- [Set exercise] Skip every image and restate the data word for word.

- [Given data]
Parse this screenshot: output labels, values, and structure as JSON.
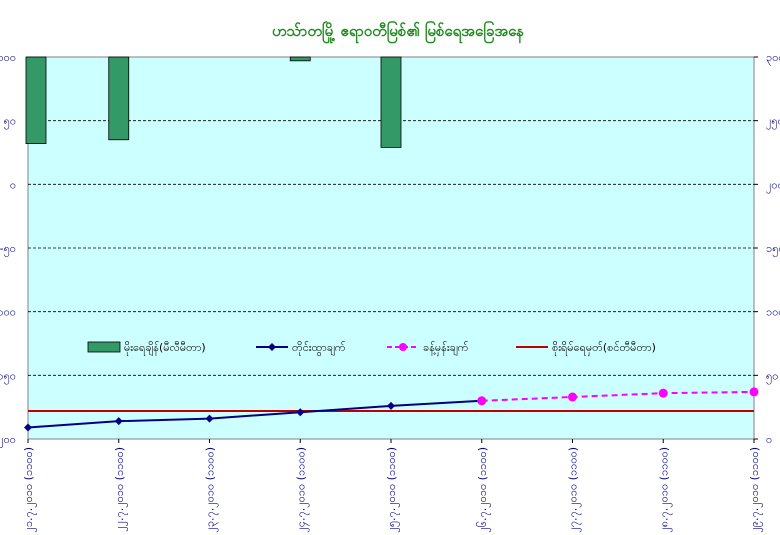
{
  "chart_data": {
    "type": "bar",
    "title": "ဟသ်ာတမြို့ ဧရာဝတီမြစ်၏ မြစ်ရေအခြေအနေ",
    "categories": [
      "၂၁.၇.၂၀၁၀ (၁၁၀၀)",
      "၂၂.၇.၂၀၁၀ (၁၁၀၀)",
      "၂၃.၇.၂၀၁၀ (၁၁၀၀)",
      "၂၄.၇.၂၀၁၀ (၁၁၀၀)",
      "၂၅.၇.၂၀၁၀ (၁၁၀၀)",
      "၂၆.၇.၂၀၁၀ (၁၁၀၀)",
      "၂၇.၇.၂၀၁၀ (၁၁၀၀)",
      "၂၈.၇.၂၀၁၀ (၁၁၀၀)",
      "၂၉.၇.၂၀၁၀ (၁၁၀၀)"
    ],
    "left_axis": {
      "ticks": [
        "၁၀၀",
        "၅၀",
        "၀",
        "-၅၀",
        "-၁၀၀",
        "-၁၅၀",
        "-၂၀၀"
      ],
      "reversed": true
    },
    "right_axis": {
      "ticks": [
        "၀",
        "၅၀",
        "၁၀၀",
        "၁၅၀",
        "၂၀၀",
        "၂၅၀",
        "၃၀၀"
      ]
    },
    "series": [
      {
        "name": "မိုးရေချိန်(မီလီမီတာ)",
        "kind": "bar",
        "color": "#339966",
        "values": [
          68,
          65,
          null,
          3,
          71,
          null,
          null,
          null,
          null
        ]
      },
      {
        "name": "တိုင်းထွာချက်",
        "kind": "line",
        "color": "#000080",
        "values": [
          9,
          14,
          16,
          21,
          26,
          30,
          null,
          null,
          null
        ]
      },
      {
        "name": "ခန့်မှန်းချက်",
        "kind": "dashed-line",
        "color": "#ff00ff",
        "values": [
          null,
          null,
          null,
          null,
          null,
          30,
          33,
          36,
          37
        ]
      },
      {
        "name": "စိုးရိမ်ရေမှတ်(စင်တီမီတာ)",
        "kind": "hline",
        "color": "#c00000",
        "values": [
          22,
          22,
          22,
          22,
          22,
          22,
          22,
          22,
          22
        ]
      }
    ],
    "grid": true,
    "legend": "middle"
  }
}
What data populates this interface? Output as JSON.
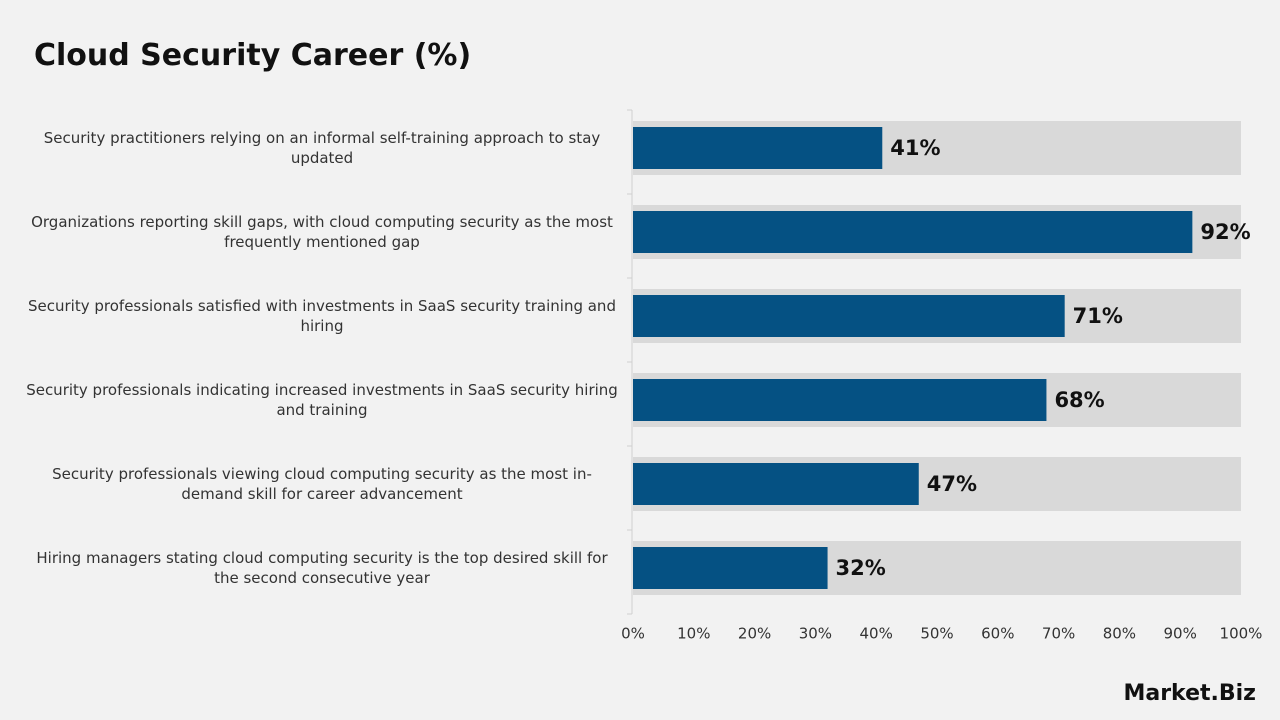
{
  "chart_data": {
    "type": "bar",
    "orientation": "horizontal",
    "title": "Cloud Security Career (%)",
    "categories": [
      "Security practitioners relying on an informal self-training approach to stay updated",
      "Organizations reporting skill gaps, with cloud computing security as the most frequently mentioned gap",
      "Security professionals satisfied with investments in SaaS security training and hiring",
      "Security professionals indicating increased investments in SaaS security hiring and training",
      "Security professionals viewing cloud computing security as the most in-demand skill for career advancement",
      "Hiring managers stating cloud computing security is the top desired skill for the second consecutive year"
    ],
    "values": [
      41,
      92,
      71,
      68,
      47,
      32
    ],
    "value_labels": [
      "41%",
      "92%",
      "71%",
      "68%",
      "47%",
      "32%"
    ],
    "color": "#055183",
    "track_color": "#d9d9d9",
    "xlim": [
      0,
      100
    ],
    "xticks": [
      {
        "value": 0,
        "label": "0%"
      },
      {
        "value": 10,
        "label": "10%"
      },
      {
        "value": 20,
        "label": "20%"
      },
      {
        "value": 30,
        "label": "30%"
      },
      {
        "value": 40,
        "label": "40%"
      },
      {
        "value": 50,
        "label": "50%"
      },
      {
        "value": 60,
        "label": "60%"
      },
      {
        "value": 70,
        "label": "70%"
      },
      {
        "value": 80,
        "label": "80%"
      },
      {
        "value": 90,
        "label": "90%"
      },
      {
        "value": 100,
        "label": "100%"
      }
    ],
    "grid": false,
    "logo": "Market.Biz"
  }
}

- [The completed task]
Parse this screenshot: output labels, values, and structure as JSON.
{
  "chart_data": {
    "type": "bar",
    "title": "ဟသ်ာတမြို့ ဧရာဝတီမြစ်၏ မြစ်ရေအခြေအနေ",
    "categories": [
      "၂၁.၇.၂၀၁၀ (၁၁၀၀)",
      "၂၂.၇.၂၀၁၀ (၁၁၀၀)",
      "၂၃.၇.၂၀၁၀ (၁၁၀၀)",
      "၂၄.၇.၂၀၁၀ (၁၁၀၀)",
      "၂၅.၇.၂၀၁၀ (၁၁၀၀)",
      "၂၆.၇.၂၀၁၀ (၁၁၀၀)",
      "၂၇.၇.၂၀၁၀ (၁၁၀၀)",
      "၂၈.၇.၂၀၁၀ (၁၁၀၀)",
      "၂၉.၇.၂၀၁၀ (၁၁၀၀)"
    ],
    "left_axis": {
      "ticks": [
        "၁၀၀",
        "၅၀",
        "၀",
        "-၅၀",
        "-၁၀၀",
        "-၁၅၀",
        "-၂၀၀"
      ],
      "reversed": true
    },
    "right_axis": {
      "ticks": [
        "၀",
        "၅၀",
        "၁၀၀",
        "၁၅၀",
        "၂၀၀",
        "၂၅၀",
        "၃၀၀"
      ]
    },
    "series": [
      {
        "name": "မိုးရေချိန်(မီလီမီတာ)",
        "kind": "bar",
        "color": "#339966",
        "values": [
          68,
          65,
          null,
          3,
          71,
          null,
          null,
          null,
          null
        ]
      },
      {
        "name": "တိုင်းထွာချက်",
        "kind": "line",
        "color": "#000080",
        "values": [
          9,
          14,
          16,
          21,
          26,
          30,
          null,
          null,
          null
        ]
      },
      {
        "name": "ခန့်မှန်းချက်",
        "kind": "dashed-line",
        "color": "#ff00ff",
        "values": [
          null,
          null,
          null,
          null,
          null,
          30,
          33,
          36,
          37
        ]
      },
      {
        "name": "စိုးရိမ်ရေမှတ်(စင်တီမီတာ)",
        "kind": "hline",
        "color": "#c00000",
        "values": [
          22,
          22,
          22,
          22,
          22,
          22,
          22,
          22,
          22
        ]
      }
    ],
    "grid": true,
    "legend": "middle"
  }
}
What data populates this interface? Output as JSON.
{
  "chart_data": {
    "type": "bar",
    "orientation": "horizontal",
    "title": "Cloud Security Career (%)",
    "categories": [
      "Security practitioners relying on an informal self-training approach to stay updated",
      "Organizations reporting skill gaps, with cloud computing security as the most frequently mentioned gap",
      "Security professionals satisfied with investments in SaaS security training and hiring",
      "Security professionals indicating increased investments in SaaS security hiring and training",
      "Security professionals viewing cloud computing security as the most in-demand skill for career advancement",
      "Hiring managers stating cloud computing security is the top desired skill for the second consecutive year"
    ],
    "values": [
      41,
      92,
      71,
      68,
      47,
      32
    ],
    "value_labels": [
      "41%",
      "92%",
      "71%",
      "68%",
      "47%",
      "32%"
    ],
    "color": "#055183",
    "track_color": "#d9d9d9",
    "xlim": [
      0,
      100
    ],
    "xticks": [
      {
        "value": 0,
        "label": "0%"
      },
      {
        "value": 10,
        "label": "10%"
      },
      {
        "value": 20,
        "label": "20%"
      },
      {
        "value": 30,
        "label": "30%"
      },
      {
        "value": 40,
        "label": "40%"
      },
      {
        "value": 50,
        "label": "50%"
      },
      {
        "value": 60,
        "label": "60%"
      },
      {
        "value": 70,
        "label": "70%"
      },
      {
        "value": 80,
        "label": "80%"
      },
      {
        "value": 90,
        "label": "90%"
      },
      {
        "value": 100,
        "label": "100%"
      }
    ],
    "grid": false,
    "logo": "Market.Biz"
  }
}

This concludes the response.